[Stored records]
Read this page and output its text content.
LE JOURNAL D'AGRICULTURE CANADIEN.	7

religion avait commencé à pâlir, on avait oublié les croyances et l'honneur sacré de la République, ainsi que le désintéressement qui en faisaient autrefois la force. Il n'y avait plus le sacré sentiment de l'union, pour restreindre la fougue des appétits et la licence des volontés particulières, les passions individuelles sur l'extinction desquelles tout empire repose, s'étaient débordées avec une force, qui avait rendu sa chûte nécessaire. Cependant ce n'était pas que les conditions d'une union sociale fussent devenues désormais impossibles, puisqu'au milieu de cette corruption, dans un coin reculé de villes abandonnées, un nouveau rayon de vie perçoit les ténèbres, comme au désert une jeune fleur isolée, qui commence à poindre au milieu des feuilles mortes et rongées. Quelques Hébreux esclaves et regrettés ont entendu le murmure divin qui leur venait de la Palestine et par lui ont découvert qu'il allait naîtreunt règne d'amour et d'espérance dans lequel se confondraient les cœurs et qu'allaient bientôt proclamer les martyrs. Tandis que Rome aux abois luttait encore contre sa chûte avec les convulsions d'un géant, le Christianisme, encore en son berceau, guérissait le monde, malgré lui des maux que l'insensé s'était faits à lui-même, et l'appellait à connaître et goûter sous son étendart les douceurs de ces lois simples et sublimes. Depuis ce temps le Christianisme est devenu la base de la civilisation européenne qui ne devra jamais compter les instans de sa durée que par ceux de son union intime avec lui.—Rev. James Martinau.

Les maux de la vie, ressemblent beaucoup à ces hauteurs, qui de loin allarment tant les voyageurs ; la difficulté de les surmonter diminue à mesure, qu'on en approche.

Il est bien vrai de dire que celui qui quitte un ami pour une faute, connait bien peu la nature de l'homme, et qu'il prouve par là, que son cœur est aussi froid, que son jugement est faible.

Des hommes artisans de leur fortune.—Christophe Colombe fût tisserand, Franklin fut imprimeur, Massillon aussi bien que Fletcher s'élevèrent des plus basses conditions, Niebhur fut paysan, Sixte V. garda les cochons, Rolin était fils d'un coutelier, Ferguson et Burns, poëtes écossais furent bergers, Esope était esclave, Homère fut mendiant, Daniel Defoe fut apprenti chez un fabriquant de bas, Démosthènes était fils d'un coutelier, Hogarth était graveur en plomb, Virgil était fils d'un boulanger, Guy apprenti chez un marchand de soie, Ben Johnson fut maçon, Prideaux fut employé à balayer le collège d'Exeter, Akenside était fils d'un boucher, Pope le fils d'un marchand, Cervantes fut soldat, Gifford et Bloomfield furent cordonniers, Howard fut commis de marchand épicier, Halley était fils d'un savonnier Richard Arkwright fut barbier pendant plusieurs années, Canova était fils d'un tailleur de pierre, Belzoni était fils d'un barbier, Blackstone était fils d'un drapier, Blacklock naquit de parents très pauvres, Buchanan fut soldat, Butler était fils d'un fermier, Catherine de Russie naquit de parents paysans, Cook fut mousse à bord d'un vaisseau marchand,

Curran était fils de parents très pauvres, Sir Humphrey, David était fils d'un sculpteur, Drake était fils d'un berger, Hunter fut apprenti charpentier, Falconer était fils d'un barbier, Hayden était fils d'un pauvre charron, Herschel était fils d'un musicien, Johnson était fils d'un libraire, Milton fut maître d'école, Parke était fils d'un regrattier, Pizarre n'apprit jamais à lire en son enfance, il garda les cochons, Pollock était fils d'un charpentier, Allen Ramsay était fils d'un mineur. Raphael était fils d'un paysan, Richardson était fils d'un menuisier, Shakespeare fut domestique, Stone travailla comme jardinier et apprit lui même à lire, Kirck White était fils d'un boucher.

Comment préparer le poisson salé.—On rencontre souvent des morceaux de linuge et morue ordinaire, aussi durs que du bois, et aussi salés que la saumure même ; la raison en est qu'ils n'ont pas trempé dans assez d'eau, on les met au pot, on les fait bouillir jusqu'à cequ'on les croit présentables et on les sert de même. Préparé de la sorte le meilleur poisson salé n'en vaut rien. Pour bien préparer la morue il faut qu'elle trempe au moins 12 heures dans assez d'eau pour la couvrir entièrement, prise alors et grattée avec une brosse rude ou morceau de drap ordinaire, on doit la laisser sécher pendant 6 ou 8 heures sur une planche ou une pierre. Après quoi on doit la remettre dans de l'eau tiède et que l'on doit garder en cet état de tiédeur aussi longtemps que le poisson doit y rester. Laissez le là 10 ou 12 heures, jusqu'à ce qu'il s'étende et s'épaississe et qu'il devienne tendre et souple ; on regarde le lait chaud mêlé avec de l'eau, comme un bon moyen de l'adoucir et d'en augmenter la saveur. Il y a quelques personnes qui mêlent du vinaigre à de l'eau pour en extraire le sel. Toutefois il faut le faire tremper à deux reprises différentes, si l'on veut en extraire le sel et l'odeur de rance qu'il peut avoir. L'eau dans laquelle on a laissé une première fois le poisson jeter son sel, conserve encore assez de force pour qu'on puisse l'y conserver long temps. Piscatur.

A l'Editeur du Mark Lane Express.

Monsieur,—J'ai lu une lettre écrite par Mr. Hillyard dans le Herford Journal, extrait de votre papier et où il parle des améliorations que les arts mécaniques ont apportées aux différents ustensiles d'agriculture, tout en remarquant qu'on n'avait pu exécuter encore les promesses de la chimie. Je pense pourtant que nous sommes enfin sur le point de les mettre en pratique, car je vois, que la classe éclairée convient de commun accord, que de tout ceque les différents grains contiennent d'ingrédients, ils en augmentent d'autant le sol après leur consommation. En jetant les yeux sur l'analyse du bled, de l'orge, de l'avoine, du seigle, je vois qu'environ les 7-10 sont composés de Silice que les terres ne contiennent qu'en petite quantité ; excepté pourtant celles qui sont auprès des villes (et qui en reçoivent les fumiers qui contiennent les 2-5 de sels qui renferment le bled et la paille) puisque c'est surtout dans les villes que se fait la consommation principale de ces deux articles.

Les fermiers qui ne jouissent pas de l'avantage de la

▸ **What the exercise asks**: Restate the listing above word for word.

▸ **Answer**:
Read this page and output its text content.
LE JOURNAL D'AGRICULTURE CANADIEN.	7

religion avait commencé à pâlir, on avait oublié les croyances et l'honneur sacré de la République, ainsi que le désintéressement qui en faisaient autrefois la force. Il n'y avait plus le sacré sentiment de l'union, pour restreindre la fougue des appétits et la licence des volontés particulières, les passions individuelles sur l'extinction desquelles tout empire repose, s'étaient débordées avec une force, qui avait rendu sa chûte nécessaire. Cependant ce n'était pas que les conditions d'une union sociale fussent devenues désormais impossibles, puisqu'au milieu de cette corruption, dans un coin reculé de villes abandonnées, un nouveau rayon de vie perçoit les ténèbres, comme au désert une jeune fleur isolée, qui commence à poindre au milieu des feuilles mortes et rongées. Quelques Hébreux esclaves et regrettés ont entendu le murmure divin qui leur venait de la Palestine et par lui ont découvert qu'il allait naîtreunt règne d'amour et d'espérance dans lequel se confondraient les cœurs et qu'allaient bientôt proclamer les martyrs. Tandis que Rome aux abois luttait encore contre sa chûte avec les convulsions d'un géant, le Christianisme, encore en son berceau, guérissait le monde, malgré lui des maux que l'insensé s'était faits à lui-même, et l'appellait à connaître et goûter sous son étendart les douceurs de ces lois simples et sublimes. Depuis ce temps le Christianisme est devenu la base de la civilisation européenne qui ne devra jamais compter les instans de sa durée que par ceux de son union intime avec lui.—Rev. James Martinau.

Les maux de la vie, ressemblent beaucoup à ces hauteurs, qui de loin allarment tant les voyageurs ; la difficulté de les surmonter diminue à mesure, qu'on en approche.

Il est bien vrai de dire que celui qui quitte un ami pour une faute, connait bien peu la nature de l'homme, et qu'il prouve par là, que son cœur est aussi froid, que son jugement est faible.

Des hommes artisans de leur fortune.—Christophe Colombe fût tisserand, Franklin fut imprimeur, Massillon aussi bien que Fletcher s'élevèrent des plus basses conditions, Niebhur fut paysan, Sixte V. garda les cochons, Rolin était fils d'un coutelier, Ferguson et Burns, poëtes écossais furent bergers, Esope était esclave, Homère fut mendiant, Daniel Defoe fut apprenti chez un fabriquant de bas, Démosthènes était fils d'un coutelier, Hogarth était graveur en plomb, Virgil était fils d'un boulanger, Guy apprenti chez un marchand de soie, Ben Johnson fut maçon, Prideaux fut employé à balayer le collège d'Exeter, Akenside était fils d'un boucher, Pope le fils d'un marchand, Cervantes fut soldat, Gifford et Bloomfield furent cordonniers, Howard fut commis de marchand épicier, Halley était fils d'un savonnier Richard Arkwright fut barbier pendant plusieurs années, Canova était fils d'un tailleur de pierre, Belzoni était fils d'un barbier, Blackstone était fils d'un drapier, Blacklock naquit de parents très pauvres, Buchanan fut soldat, Butler était fils d'un fermier, Catherine de Russie naquit de parents paysans, Cook fut mousse à bord d'un vaisseau marchand,

Curran était fils de parents très pauvres, Sir Humphrey, David était fils d'un sculpteur, Drake était fils d'un berger, Hunter fut apprenti charpentier, Falconer était fils d'un barbier, Hayden était fils d'un pauvre charron, Herschel était fils d'un musicien, Johnson était fils d'un libraire, Milton fut maître d'école, Parke était fils d'un regrattier, Pizarre n'apprit jamais à lire en son enfance, il garda les cochons, Pollock était fils d'un charpentier, Allen Ramsay était fils d'un mineur. Raphael était fils d'un paysan, Richardson était fils d'un menuisier, Shakespeare fut domestique, Stone travailla comme jardinier et apprit lui même à lire, Kirck White était fils d'un boucher.

Comment préparer le poisson salé.—On rencontre souvent des morceaux de linuge et morue ordinaire, aussi durs que du bois, et aussi salés que la saumure même ; la raison en est qu'ils n'ont pas trempé dans assez d'eau, on les met au pot, on les fait bouillir jusqu'à cequ'on les croit présentables et on les sert de même. Préparé de la sorte le meilleur poisson salé n'en vaut rien. Pour bien préparer la morue il faut qu'elle trempe au moins 12 heures dans assez d'eau pour la couvrir entièrement, prise alors et grattée avec une brosse rude ou morceau de drap ordinaire, on doit la laisser sécher pendant 6 ou 8 heures sur une planche ou une pierre. Après quoi on doit la remettre dans de l'eau tiède et que l'on doit garder en cet état de tiédeur aussi longtemps que le poisson doit y rester. Laissez le là 10 ou 12 heures, jusqu'à ce qu'il s'étende et s'épaississe et qu'il devienne tendre et souple ; on regarde le lait chaud mêlé avec de l'eau, comme un bon moyen de l'adoucir et d'en augmenter la saveur. Il y a quelques personnes qui mêlent du vinaigre à de l'eau pour en extraire le sel. Toutefois il faut le faire tremper à deux reprises différentes, si l'on veut en extraire le sel et l'odeur de rance qu'il peut avoir. L'eau dans laquelle on a laissé une première fois le poisson jeter son sel, conserve encore assez de force pour qu'on puisse l'y conserver long temps. Piscatur.

A l'Editeur du Mark Lane Express.

Monsieur,—J'ai lu une lettre écrite par Mr. Hillyard dans le Herford Journal, extrait de votre papier et où il parle des améliorations que les arts mécaniques ont apportées aux différents ustensiles d'agriculture, tout en remarquant qu'on n'avait pu exécuter encore les promesses de la chimie. Je pense pourtant que nous sommes enfin sur le point de les mettre en pratique, car je vois, que la classe éclairée convient de commun accord, que de tout ceque les différents grains contiennent d'ingrédients, ils en augmentent d'autant le sol après leur consommation. En jetant les yeux sur l'analyse du bled, de l'orge, de l'avoine, du seigle, je vois qu'environ les 7-10 sont composés de Silice que les terres ne contiennent qu'en petite quantité ; excepté pourtant celles qui sont auprès des villes (et qui en reçoivent les fumiers qui contiennent les 2-5 de sels qui renferment le bled et la paille) puisque c'est surtout dans les villes que se fait la consommation principale de ces deux articles.

Les fermiers qui ne jouissent pas de l'avantage de la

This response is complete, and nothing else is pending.